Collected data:
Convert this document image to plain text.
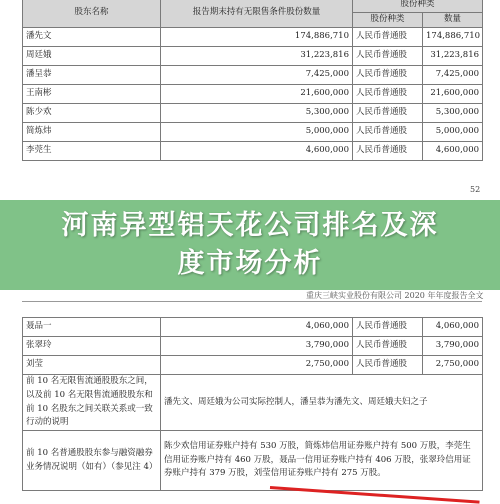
股东名称	报告期末持有无限售条件股份数量	股份种类	
		股份种类	数量
潘先文	174,886,710	人民币普通股	174,886,710
周廷娥	31,223,816	人民币普通股	31,223,816
潘呈恭	7,425,000	人民币普通股	7,425,000
王南彬	21,600,000	人民币普通股	21,600,000
陈少欢	5,300,000	人民币普通股	5,300,000
简炼炜	5,000,000	人民币普通股	5,000,000
李莞生	4,600,000	人民币普通股	4,600,000
52
重庆三峡实业股份有限公司 2020 年年度报告全文
聂品一	4,060,000	人民币普通股	4,060,000
张翠玲	3,790,000	人民币普通股	3,790,000
刘莹	2,750,000	人民币普通股	2,750,000
前 10 名无限售流通股股东之间，以及前 10 名无限售流通股股东和前 10 名股东之间关联关系或一致行动的说明	潘先文、周廷娥为公司实际控制人，潘呈恭为潘先文、周廷娥夫妇之子		
前 10 名普通股股东参与融资融券业务情况说明（如有）（参见注 4）	陈少欢信用证券账户持有 530 万股，简炼炜信用证券账户持有 500 万股，李莞生信用证券账户持有 460 万股，聂品一信用证券账户持有 406 万股，张翠玲信用证券账户持有 379 万股，刘莹信用证券账户持有 275 万股。		
河南异型铝天花公司排名及深
度市场分析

What you will do:
Transcribe the records above verbatim. Do not carry over any picture.

Worked solution:
Convert this document image to plain text.
股东名称	报告期末持有无限售条件股份数量	股份种类	
		股份种类	数量
潘先文	174,886,710	人民币普通股	174,886,710
周廷娥	31,223,816	人民币普通股	31,223,816
潘呈恭	7,425,000	人民币普通股	7,425,000
王南彬	21,600,000	人民币普通股	21,600,000
陈少欢	5,300,000	人民币普通股	5,300,000
简炼炜	5,000,000	人民币普通股	5,000,000
李莞生	4,600,000	人民币普通股	4,600,000
52
重庆三峡实业股份有限公司 2020 年年度报告全文
聂品一	4,060,000	人民币普通股	4,060,000
张翠玲	3,790,000	人民币普通股	3,790,000
刘莹	2,750,000	人民币普通股	2,750,000
前 10 名无限售流通股股东之间，以及前 10 名无限售流通股股东和前 10 名股东之间关联关系或一致行动的说明	潘先文、周廷娥为公司实际控制人，潘呈恭为潘先文、周廷娥夫妇之子		
前 10 名普通股股东参与融资融券业务情况说明（如有）（参见注 4）	陈少欢信用证券账户持有 530 万股，简炼炜信用证券账户持有 500 万股，李莞生信用证券账户持有 460 万股，聂品一信用证券账户持有 406 万股，张翠玲信用证券账户持有 379 万股，刘莹信用证券账户持有 275 万股。		
河南异型铝天花公司排名及深
度市场分析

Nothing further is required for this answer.